▸ WHAT IS NEEDED
Using the material that follows, identify and copy each line with the string "these".

(Recorded data)
:::::
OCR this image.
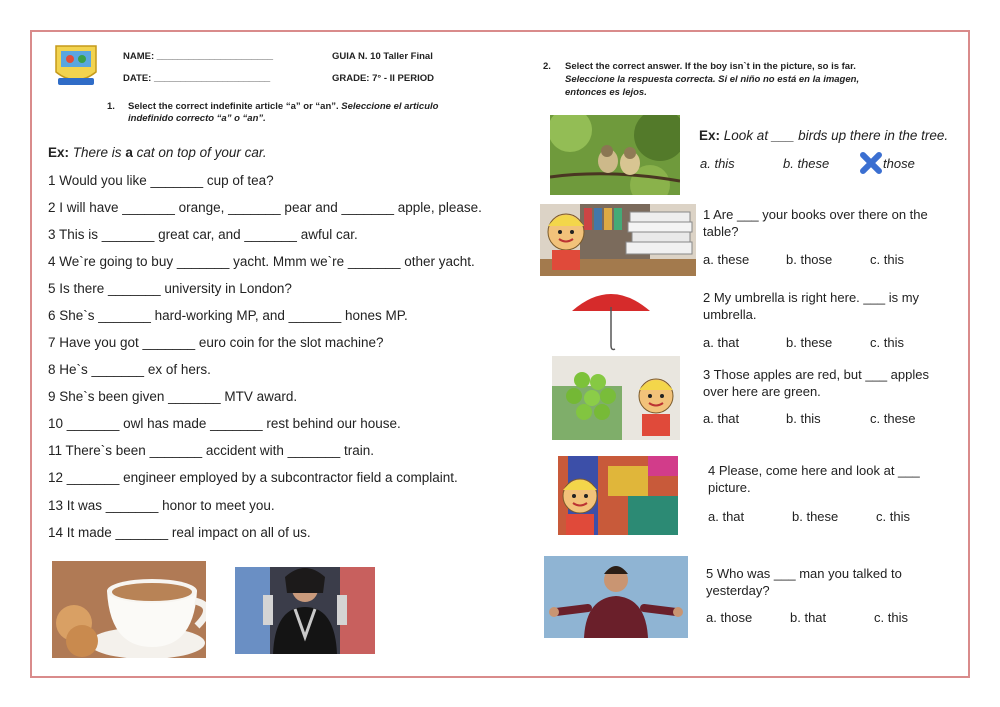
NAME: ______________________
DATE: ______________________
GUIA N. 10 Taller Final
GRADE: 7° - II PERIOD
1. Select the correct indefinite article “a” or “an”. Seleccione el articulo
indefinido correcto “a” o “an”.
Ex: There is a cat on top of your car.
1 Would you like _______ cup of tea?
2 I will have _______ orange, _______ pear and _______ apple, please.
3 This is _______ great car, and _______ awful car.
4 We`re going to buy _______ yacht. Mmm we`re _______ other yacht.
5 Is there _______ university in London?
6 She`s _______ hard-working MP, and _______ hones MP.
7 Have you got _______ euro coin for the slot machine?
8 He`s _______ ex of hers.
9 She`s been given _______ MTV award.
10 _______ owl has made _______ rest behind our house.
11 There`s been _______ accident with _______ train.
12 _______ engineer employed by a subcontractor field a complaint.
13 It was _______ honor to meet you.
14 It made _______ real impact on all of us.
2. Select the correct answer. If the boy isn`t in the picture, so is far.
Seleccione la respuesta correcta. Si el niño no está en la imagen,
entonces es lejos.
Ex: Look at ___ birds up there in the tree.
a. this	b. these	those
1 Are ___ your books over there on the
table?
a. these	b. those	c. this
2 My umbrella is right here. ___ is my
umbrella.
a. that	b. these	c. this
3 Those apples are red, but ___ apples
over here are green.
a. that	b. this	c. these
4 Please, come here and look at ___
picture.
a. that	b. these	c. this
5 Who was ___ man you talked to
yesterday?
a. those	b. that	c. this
:::::
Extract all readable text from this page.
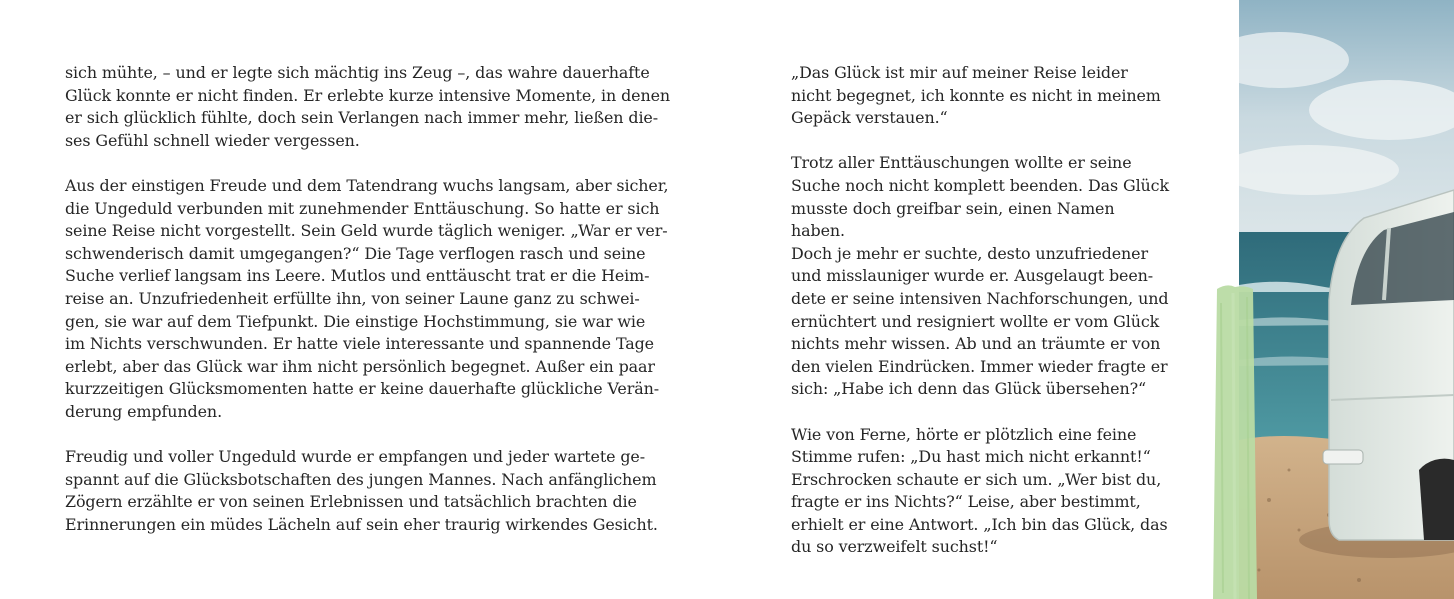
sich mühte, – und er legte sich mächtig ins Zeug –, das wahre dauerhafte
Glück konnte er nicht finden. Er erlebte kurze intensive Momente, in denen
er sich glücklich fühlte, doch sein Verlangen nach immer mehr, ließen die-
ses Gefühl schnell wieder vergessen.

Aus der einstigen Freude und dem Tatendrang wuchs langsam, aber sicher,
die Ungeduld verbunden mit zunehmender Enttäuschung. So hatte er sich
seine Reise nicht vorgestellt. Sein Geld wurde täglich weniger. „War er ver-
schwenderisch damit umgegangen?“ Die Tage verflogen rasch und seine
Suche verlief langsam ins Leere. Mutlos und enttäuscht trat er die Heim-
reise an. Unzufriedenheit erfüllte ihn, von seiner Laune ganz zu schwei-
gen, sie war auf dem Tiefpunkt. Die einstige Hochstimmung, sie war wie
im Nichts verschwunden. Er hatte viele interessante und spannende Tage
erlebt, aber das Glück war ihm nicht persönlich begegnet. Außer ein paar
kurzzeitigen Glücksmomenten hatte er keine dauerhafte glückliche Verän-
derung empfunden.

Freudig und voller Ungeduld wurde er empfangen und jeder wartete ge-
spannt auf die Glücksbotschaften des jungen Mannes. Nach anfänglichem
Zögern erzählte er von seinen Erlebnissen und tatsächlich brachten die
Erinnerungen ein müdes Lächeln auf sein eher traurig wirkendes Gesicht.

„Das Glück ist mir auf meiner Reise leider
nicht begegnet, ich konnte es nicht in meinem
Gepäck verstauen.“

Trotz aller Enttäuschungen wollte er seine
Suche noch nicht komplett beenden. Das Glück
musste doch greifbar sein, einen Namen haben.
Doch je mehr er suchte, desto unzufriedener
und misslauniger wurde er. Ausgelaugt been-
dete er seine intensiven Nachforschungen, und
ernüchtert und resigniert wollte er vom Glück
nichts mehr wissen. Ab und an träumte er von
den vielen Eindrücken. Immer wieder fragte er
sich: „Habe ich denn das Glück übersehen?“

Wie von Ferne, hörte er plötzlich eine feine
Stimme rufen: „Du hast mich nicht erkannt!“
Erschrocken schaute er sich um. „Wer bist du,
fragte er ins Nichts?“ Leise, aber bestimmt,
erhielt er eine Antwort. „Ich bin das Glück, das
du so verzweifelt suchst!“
:::::
▸ REPLY TO THE EXERCISE
a. this	b. these	those
a. these	b. those	c. this
a. that	b. these	c. this
a. that	b. this	c. these
a. that	b. these	c. this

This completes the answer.